MATERIAL SUPPLIED:
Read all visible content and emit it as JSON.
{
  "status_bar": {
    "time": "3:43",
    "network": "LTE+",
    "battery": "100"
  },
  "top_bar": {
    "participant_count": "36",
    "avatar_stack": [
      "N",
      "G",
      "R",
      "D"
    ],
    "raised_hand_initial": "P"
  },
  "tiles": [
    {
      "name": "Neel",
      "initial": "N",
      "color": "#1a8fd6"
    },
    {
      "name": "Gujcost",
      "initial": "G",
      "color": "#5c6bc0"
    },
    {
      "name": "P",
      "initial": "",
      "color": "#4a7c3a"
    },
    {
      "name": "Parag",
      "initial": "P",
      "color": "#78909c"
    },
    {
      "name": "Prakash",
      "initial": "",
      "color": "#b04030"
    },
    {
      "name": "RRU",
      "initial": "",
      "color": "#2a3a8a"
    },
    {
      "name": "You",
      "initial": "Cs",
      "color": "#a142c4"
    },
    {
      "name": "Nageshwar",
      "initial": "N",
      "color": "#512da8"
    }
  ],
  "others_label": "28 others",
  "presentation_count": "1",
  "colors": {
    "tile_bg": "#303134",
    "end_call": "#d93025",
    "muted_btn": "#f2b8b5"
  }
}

TASK DESCRIPTION:
Every record should be given again exactly.

CORRECT ANSWER:
Read all visible content and emit it as JSON.
{
  "status_bar": {
    "time": "3:43",
    "network": "LTE+",
    "battery": "100"
  },
  "top_bar": {
    "participant_count": "36",
    "avatar_stack": [
      "N",
      "G",
      "R",
      "D"
    ],
    "raised_hand_initial": "P"
  },
  "tiles": [
    {
      "name": "Neel",
      "initial": "N",
      "color": "#1a8fd6"
    },
    {
      "name": "Gujcost",
      "initial": "G",
      "color": "#5c6bc0"
    },
    {
      "name": "P",
      "initial": "",
      "color": "#4a7c3a"
    },
    {
      "name": "Parag",
      "initial": "P",
      "color": "#78909c"
    },
    {
      "name": "Prakash",
      "initial": "",
      "color": "#b04030"
    },
    {
      "name": "RRU",
      "initial": "",
      "color": "#2a3a8a"
    },
    {
      "name": "You",
      "initial": "Cs",
      "color": "#a142c4"
    },
    {
      "name": "Nageshwar",
      "initial": "N",
      "color": "#512da8"
    }
  ],
  "others_label": "28 others",
  "presentation_count": "1",
  "colors": {
    "tile_bg": "#303134",
    "end_call": "#d93025",
    "muted_btn": "#f2b8b5"
  }
}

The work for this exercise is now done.